**Records**
━━━━━━
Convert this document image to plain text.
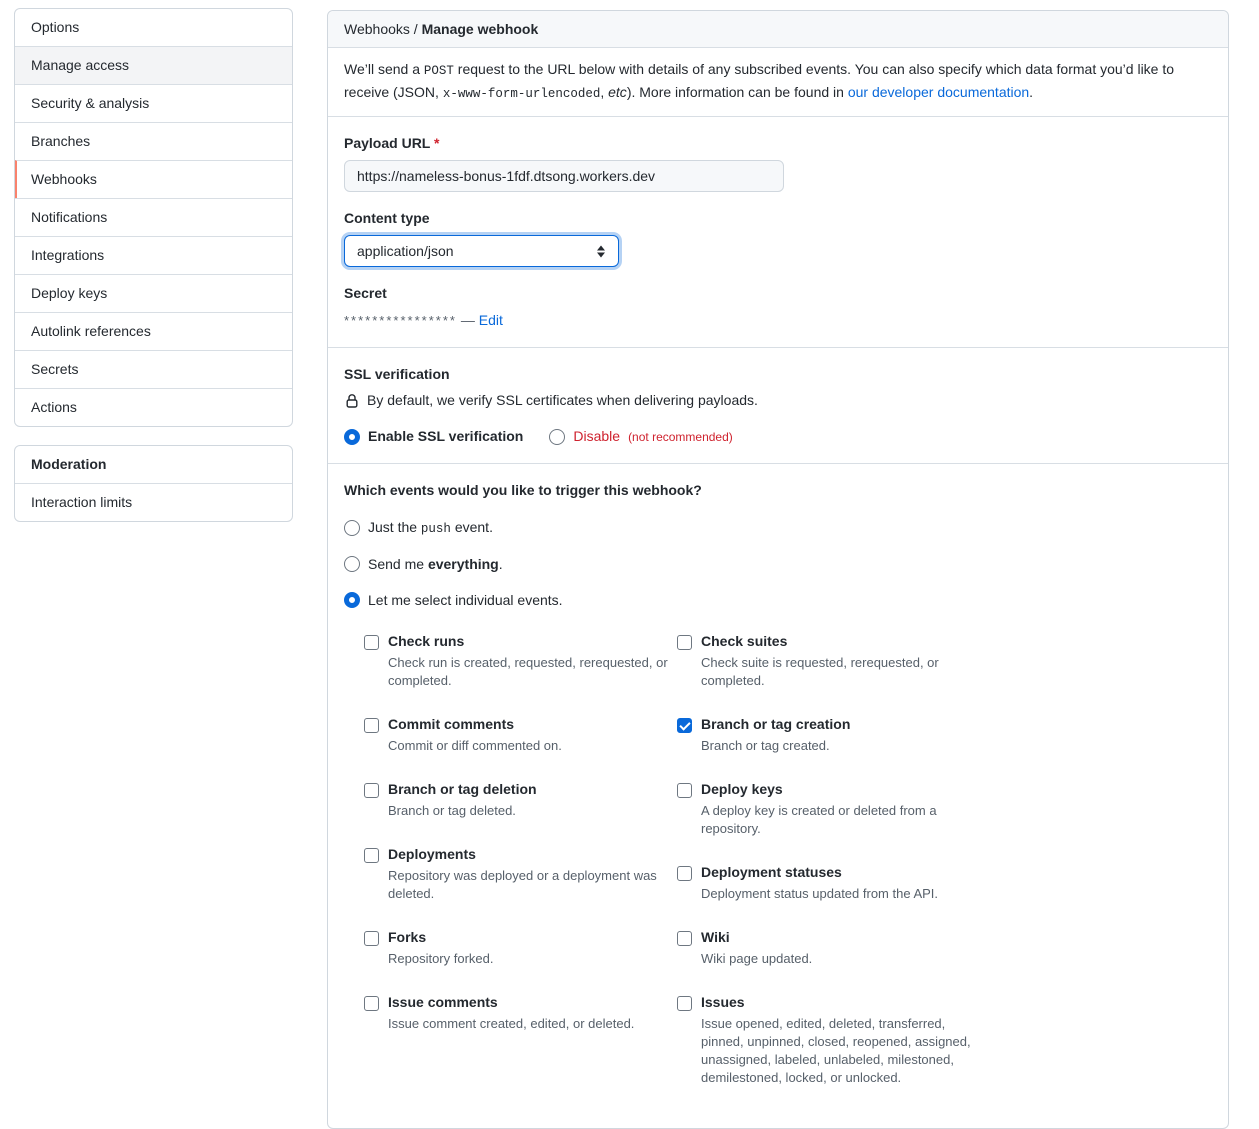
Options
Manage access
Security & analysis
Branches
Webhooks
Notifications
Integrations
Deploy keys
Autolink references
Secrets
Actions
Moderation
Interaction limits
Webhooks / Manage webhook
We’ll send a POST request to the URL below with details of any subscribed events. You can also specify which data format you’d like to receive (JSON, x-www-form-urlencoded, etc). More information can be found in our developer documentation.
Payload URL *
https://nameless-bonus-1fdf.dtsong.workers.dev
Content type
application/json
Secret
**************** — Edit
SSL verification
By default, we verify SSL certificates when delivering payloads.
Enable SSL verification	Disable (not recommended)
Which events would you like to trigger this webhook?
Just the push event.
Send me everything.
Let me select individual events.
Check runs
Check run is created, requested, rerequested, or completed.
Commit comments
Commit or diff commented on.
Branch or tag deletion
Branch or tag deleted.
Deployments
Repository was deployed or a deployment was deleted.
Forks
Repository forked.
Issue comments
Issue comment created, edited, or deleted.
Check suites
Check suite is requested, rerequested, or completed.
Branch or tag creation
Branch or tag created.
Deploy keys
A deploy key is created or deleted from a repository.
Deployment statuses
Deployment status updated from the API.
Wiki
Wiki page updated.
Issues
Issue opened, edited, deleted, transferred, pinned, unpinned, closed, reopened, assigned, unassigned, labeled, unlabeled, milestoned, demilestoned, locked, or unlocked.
━━━━━━
**Given exercise**
All of the material above needs to be restated exactly, with no pictures.

**Complete response**
Convert this document image to plain text.
Options
Manage access
Security & analysis
Branches
Webhooks
Notifications
Integrations
Deploy keys
Autolink references
Secrets
Actions
Moderation
Interaction limits
Webhooks / Manage webhook
We’ll send a POST request to the URL below with details of any subscribed events. You can also specify which data format you’d like to receive (JSON, x-www-form-urlencoded, etc). More information can be found in our developer documentation.
Payload URL *
https://nameless-bonus-1fdf.dtsong.workers.dev
Content type
application/json
Secret
**************** — Edit
SSL verification
By default, we verify SSL certificates when delivering payloads.
Enable SSL verification	Disable (not recommended)
Which events would you like to trigger this webhook?
Just the push event.
Send me everything.
Let me select individual events.
Check runs
Check run is created, requested, rerequested, or completed.
Commit comments
Commit or diff commented on.
Branch or tag deletion
Branch or tag deleted.
Deployments
Repository was deployed or a deployment was deleted.
Forks
Repository forked.
Issue comments
Issue comment created, edited, or deleted.
Check suites
Check suite is requested, rerequested, or completed.
Branch or tag creation
Branch or tag created.
Deploy keys
A deploy key is created or deleted from a repository.
Deployment statuses
Deployment status updated from the API.
Wiki
Wiki page updated.
Issues
Issue opened, edited, deleted, transferred, pinned, unpinned, closed, reopened, assigned, unassigned, labeled, unlabeled, milestoned, demilestoned, locked, or unlocked.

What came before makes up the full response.